____ Given data

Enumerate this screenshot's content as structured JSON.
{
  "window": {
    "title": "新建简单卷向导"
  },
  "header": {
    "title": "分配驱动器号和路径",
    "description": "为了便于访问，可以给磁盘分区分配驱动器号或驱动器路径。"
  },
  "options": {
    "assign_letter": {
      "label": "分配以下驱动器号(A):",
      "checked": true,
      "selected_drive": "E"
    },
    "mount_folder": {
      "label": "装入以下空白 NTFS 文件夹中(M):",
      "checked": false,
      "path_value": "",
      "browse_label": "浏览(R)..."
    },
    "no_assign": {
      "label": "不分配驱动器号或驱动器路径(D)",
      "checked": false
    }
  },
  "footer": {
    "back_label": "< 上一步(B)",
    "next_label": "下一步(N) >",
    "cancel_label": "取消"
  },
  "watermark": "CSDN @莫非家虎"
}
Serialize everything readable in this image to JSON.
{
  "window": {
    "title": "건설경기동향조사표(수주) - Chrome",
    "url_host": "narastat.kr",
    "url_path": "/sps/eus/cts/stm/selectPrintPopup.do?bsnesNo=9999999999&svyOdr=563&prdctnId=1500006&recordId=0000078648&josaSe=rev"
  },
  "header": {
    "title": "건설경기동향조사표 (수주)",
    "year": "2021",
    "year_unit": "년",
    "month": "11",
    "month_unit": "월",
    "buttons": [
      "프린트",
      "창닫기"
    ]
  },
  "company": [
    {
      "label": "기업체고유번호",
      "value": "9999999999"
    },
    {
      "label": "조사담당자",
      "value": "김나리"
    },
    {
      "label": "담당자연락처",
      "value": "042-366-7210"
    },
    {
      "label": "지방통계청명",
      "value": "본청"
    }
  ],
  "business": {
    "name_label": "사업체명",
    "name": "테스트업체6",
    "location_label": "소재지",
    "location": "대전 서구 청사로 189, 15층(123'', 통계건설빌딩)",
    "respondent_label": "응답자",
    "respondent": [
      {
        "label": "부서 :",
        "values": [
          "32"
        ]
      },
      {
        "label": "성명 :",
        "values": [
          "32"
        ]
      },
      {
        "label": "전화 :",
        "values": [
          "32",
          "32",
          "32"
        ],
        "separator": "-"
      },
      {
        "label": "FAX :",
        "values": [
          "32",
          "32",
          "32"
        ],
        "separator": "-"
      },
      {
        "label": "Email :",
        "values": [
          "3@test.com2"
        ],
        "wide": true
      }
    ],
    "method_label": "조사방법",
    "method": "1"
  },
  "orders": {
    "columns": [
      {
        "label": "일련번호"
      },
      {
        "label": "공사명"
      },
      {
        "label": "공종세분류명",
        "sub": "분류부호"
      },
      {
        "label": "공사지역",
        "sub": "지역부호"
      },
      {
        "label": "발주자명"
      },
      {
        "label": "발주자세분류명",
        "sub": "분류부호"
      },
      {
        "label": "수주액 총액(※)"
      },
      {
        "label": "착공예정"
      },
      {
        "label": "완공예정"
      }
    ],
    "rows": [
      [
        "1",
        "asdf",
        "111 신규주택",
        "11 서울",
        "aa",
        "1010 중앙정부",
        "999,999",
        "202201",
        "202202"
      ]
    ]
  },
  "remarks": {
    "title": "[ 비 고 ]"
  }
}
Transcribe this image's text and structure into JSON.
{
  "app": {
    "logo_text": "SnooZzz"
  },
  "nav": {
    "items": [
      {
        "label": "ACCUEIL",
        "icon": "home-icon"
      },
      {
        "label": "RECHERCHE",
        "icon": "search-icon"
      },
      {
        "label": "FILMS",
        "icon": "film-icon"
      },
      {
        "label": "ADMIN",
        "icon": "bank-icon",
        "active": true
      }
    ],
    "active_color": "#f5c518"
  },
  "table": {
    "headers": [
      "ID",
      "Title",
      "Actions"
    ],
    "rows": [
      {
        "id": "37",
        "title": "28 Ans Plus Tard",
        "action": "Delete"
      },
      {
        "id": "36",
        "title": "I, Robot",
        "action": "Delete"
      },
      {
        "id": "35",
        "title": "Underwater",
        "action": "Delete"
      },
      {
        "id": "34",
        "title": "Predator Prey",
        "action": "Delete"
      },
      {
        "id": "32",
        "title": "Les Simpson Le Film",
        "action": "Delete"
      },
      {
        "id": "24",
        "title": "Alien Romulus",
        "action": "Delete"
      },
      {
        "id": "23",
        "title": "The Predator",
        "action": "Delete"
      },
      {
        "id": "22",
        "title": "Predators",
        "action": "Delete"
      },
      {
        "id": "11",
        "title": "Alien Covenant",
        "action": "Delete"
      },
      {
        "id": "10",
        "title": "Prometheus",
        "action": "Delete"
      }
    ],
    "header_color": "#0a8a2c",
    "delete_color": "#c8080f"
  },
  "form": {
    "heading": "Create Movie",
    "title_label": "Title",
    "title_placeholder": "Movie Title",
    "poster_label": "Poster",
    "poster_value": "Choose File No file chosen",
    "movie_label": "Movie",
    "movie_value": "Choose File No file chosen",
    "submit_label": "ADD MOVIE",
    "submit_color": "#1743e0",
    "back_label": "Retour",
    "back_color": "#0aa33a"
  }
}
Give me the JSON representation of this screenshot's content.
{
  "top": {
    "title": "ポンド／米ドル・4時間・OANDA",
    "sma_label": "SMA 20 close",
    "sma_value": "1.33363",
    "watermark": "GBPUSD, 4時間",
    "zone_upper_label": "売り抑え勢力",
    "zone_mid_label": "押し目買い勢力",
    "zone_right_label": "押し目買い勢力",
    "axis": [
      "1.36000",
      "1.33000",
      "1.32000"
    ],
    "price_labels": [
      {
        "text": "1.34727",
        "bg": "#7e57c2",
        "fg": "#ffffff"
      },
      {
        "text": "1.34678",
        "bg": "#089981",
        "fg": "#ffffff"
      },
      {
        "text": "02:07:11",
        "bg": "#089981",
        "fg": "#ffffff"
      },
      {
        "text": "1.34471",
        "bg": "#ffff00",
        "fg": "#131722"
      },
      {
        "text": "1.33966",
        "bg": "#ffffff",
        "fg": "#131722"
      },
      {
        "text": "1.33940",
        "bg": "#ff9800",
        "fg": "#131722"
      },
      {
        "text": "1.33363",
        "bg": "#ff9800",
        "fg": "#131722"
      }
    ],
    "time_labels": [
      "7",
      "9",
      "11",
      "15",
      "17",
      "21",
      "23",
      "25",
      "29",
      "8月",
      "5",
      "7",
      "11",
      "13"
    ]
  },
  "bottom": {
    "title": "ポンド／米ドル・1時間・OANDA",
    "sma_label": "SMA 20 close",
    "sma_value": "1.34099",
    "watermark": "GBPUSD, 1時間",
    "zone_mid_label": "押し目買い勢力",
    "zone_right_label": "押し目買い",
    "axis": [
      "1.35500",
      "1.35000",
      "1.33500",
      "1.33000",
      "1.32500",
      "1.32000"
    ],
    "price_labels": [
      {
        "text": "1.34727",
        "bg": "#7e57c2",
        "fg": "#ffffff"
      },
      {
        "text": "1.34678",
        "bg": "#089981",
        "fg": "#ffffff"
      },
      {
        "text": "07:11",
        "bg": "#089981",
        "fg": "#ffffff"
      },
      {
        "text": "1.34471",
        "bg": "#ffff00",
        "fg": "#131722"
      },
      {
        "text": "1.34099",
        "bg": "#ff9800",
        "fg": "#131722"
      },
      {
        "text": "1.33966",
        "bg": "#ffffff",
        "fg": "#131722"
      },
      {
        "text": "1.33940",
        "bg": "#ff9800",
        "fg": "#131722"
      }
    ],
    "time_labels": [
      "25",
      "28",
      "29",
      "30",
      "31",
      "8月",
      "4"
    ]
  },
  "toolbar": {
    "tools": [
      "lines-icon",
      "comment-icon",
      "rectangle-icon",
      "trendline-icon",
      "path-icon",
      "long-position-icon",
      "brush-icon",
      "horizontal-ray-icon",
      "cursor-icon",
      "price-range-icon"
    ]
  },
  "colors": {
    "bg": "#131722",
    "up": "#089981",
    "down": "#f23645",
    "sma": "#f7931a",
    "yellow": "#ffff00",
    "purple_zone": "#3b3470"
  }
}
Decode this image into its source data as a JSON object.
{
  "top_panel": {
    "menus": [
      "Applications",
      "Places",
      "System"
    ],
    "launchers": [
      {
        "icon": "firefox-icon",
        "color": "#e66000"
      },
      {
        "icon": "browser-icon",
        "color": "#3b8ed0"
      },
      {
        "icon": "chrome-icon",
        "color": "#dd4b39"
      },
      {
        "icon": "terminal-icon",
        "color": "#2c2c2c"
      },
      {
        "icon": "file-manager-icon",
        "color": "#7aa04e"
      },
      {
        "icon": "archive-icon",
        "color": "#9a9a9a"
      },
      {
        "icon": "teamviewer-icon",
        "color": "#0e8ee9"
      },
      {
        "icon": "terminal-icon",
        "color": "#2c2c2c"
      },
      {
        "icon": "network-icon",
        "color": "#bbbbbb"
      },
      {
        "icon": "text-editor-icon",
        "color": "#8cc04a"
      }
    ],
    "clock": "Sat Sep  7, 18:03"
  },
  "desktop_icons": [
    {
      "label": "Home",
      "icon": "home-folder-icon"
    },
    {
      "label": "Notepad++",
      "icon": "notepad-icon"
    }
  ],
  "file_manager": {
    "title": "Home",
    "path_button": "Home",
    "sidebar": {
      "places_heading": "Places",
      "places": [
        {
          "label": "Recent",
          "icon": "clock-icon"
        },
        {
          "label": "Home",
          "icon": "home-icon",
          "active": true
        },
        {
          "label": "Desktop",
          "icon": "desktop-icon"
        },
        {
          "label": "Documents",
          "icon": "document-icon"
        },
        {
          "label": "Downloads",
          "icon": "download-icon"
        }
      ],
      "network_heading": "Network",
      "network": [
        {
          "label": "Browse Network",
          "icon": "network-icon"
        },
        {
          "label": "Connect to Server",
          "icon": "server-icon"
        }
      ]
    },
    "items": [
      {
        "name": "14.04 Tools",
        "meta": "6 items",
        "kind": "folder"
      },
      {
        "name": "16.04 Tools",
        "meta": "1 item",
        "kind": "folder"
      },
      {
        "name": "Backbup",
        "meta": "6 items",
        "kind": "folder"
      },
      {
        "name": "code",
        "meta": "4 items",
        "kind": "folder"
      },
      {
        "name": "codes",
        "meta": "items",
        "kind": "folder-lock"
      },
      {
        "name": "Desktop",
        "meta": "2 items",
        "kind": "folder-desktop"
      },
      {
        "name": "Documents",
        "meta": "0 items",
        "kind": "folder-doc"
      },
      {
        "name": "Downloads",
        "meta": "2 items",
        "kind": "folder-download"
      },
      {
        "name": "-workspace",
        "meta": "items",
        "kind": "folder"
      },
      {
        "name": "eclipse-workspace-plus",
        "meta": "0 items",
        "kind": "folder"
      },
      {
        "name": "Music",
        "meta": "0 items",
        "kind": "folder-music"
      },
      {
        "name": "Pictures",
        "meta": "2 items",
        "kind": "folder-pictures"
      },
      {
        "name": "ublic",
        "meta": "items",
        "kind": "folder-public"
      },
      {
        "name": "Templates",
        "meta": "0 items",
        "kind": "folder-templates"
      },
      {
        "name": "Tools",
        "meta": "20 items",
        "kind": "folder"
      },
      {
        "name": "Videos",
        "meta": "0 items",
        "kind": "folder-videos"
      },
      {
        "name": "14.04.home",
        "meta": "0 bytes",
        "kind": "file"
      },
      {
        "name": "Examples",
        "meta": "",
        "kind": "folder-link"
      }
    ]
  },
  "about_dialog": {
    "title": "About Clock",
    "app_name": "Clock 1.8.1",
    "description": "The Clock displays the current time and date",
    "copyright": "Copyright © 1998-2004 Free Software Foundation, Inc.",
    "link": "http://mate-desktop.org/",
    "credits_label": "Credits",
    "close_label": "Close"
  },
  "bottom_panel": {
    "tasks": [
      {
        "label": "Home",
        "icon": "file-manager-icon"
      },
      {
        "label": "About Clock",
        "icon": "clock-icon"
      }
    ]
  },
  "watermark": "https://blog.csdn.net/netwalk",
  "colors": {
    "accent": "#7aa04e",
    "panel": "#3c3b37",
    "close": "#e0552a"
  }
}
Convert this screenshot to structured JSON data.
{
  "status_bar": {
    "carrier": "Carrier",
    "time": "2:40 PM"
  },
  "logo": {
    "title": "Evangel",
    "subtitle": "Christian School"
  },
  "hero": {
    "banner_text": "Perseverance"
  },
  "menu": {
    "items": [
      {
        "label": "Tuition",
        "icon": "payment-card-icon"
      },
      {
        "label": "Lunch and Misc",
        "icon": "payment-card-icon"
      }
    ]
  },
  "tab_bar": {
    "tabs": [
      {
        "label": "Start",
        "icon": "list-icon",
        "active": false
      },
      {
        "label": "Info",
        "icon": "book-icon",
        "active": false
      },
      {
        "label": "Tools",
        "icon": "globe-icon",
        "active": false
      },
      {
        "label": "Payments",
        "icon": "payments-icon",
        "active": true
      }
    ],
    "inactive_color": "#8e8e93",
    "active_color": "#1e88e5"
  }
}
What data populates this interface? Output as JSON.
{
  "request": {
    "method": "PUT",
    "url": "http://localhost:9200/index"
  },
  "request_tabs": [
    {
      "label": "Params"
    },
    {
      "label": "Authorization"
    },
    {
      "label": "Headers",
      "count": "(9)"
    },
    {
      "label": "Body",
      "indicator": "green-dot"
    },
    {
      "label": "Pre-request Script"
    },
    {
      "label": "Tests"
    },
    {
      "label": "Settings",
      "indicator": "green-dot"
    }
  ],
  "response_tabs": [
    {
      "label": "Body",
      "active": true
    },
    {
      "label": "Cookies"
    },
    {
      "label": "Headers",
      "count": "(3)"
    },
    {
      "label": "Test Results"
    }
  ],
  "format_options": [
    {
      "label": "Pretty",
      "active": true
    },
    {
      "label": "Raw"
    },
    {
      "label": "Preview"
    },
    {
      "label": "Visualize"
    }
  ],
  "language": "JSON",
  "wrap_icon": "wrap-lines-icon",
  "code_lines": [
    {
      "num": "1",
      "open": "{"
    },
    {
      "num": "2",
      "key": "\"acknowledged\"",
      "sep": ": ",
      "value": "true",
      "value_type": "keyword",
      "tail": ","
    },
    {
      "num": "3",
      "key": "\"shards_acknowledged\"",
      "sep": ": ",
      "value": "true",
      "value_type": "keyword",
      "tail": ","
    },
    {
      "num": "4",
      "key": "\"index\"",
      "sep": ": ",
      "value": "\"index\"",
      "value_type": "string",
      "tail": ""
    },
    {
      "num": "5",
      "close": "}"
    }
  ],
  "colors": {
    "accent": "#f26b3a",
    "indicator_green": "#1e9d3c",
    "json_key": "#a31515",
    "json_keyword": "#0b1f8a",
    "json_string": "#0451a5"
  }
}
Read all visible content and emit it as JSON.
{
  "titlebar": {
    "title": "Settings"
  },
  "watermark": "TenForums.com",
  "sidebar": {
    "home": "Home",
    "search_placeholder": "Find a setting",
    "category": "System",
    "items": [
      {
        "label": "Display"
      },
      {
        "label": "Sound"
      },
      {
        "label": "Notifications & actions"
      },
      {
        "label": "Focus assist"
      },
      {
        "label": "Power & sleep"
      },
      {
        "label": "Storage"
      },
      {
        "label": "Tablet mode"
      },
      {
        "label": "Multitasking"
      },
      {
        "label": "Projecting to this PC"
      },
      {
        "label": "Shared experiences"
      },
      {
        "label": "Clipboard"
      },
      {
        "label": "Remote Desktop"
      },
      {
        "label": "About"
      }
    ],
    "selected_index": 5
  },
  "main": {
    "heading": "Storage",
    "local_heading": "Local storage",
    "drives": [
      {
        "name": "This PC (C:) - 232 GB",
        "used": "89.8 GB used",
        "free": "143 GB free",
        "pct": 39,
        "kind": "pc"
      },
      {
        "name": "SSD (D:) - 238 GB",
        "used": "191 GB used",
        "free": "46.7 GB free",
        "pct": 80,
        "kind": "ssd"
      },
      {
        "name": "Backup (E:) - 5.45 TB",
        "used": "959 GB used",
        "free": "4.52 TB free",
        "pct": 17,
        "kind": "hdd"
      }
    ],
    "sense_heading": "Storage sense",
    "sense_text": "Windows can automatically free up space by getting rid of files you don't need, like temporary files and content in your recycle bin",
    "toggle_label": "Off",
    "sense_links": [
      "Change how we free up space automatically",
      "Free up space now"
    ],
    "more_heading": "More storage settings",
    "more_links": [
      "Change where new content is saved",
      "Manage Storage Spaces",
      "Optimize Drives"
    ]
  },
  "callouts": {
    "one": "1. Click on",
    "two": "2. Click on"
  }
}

________

Work instructions: Search the records above for "Choose". Copy each line where it is found.

Problem solution:
    "poster_value": "Choose File No file chosen",
    "movie_value": "Choose File No file chosen",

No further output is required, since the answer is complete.